Aim: Retype the records below exactly as they appear.

+ + + + +

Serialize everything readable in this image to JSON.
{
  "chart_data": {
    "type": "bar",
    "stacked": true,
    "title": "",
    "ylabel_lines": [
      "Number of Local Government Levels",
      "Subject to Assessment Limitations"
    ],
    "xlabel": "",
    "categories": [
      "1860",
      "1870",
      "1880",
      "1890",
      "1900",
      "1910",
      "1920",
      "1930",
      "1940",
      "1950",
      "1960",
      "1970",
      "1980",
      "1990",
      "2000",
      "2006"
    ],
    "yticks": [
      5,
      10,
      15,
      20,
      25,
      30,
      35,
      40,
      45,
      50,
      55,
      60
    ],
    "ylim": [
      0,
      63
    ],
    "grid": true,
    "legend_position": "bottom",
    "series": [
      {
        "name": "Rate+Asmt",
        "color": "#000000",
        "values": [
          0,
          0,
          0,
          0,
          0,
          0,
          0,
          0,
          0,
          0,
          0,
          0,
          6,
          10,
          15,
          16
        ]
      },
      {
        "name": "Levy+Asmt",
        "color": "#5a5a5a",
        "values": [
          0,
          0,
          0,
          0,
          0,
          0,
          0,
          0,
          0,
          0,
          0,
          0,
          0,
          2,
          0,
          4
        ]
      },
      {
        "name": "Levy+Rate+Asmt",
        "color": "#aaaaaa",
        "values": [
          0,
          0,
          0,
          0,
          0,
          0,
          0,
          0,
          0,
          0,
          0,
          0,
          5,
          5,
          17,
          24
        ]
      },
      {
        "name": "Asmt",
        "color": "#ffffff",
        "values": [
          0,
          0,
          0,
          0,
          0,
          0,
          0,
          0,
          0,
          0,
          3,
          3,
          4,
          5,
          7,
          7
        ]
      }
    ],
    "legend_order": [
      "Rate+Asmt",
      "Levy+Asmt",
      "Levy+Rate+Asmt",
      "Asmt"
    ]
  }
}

+ + + + +

Answer in full:
Serialize everything readable in this image to JSON.
{
  "chart_data": {
    "type": "bar",
    "stacked": true,
    "title": "",
    "ylabel_lines": [
      "Number of Local Government Levels",
      "Subject to Assessment Limitations"
    ],
    "xlabel": "",
    "categories": [
      "1860",
      "1870",
      "1880",
      "1890",
      "1900",
      "1910",
      "1920",
      "1930",
      "1940",
      "1950",
      "1960",
      "1970",
      "1980",
      "1990",
      "2000",
      "2006"
    ],
    "yticks": [
      5,
      10,
      15,
      20,
      25,
      30,
      35,
      40,
      45,
      50,
      55,
      60
    ],
    "ylim": [
      0,
      63
    ],
    "grid": true,
    "legend_position": "bottom",
    "series": [
      {
        "name": "Rate+Asmt",
        "color": "#000000",
        "values": [
          0,
          0,
          0,
          0,
          0,
          0,
          0,
          0,
          0,
          0,
          0,
          0,
          6,
          10,
          15,
          16
        ]
      },
      {
        "name": "Levy+Asmt",
        "color": "#5a5a5a",
        "values": [
          0,
          0,
          0,
          0,
          0,
          0,
          0,
          0,
          0,
          0,
          0,
          0,
          0,
          2,
          0,
          4
        ]
      },
      {
        "name": "Levy+Rate+Asmt",
        "color": "#aaaaaa",
        "values": [
          0,
          0,
          0,
          0,
          0,
          0,
          0,
          0,
          0,
          0,
          0,
          0,
          5,
          5,
          17,
          24
        ]
      },
      {
        "name": "Asmt",
        "color": "#ffffff",
        "values": [
          0,
          0,
          0,
          0,
          0,
          0,
          0,
          0,
          0,
          0,
          3,
          3,
          4,
          5,
          7,
          7
        ]
      }
    ],
    "legend_order": [
      "Rate+Asmt",
      "Levy+Asmt",
      "Levy+Rate+Asmt",
      "Asmt"
    ]
  }
}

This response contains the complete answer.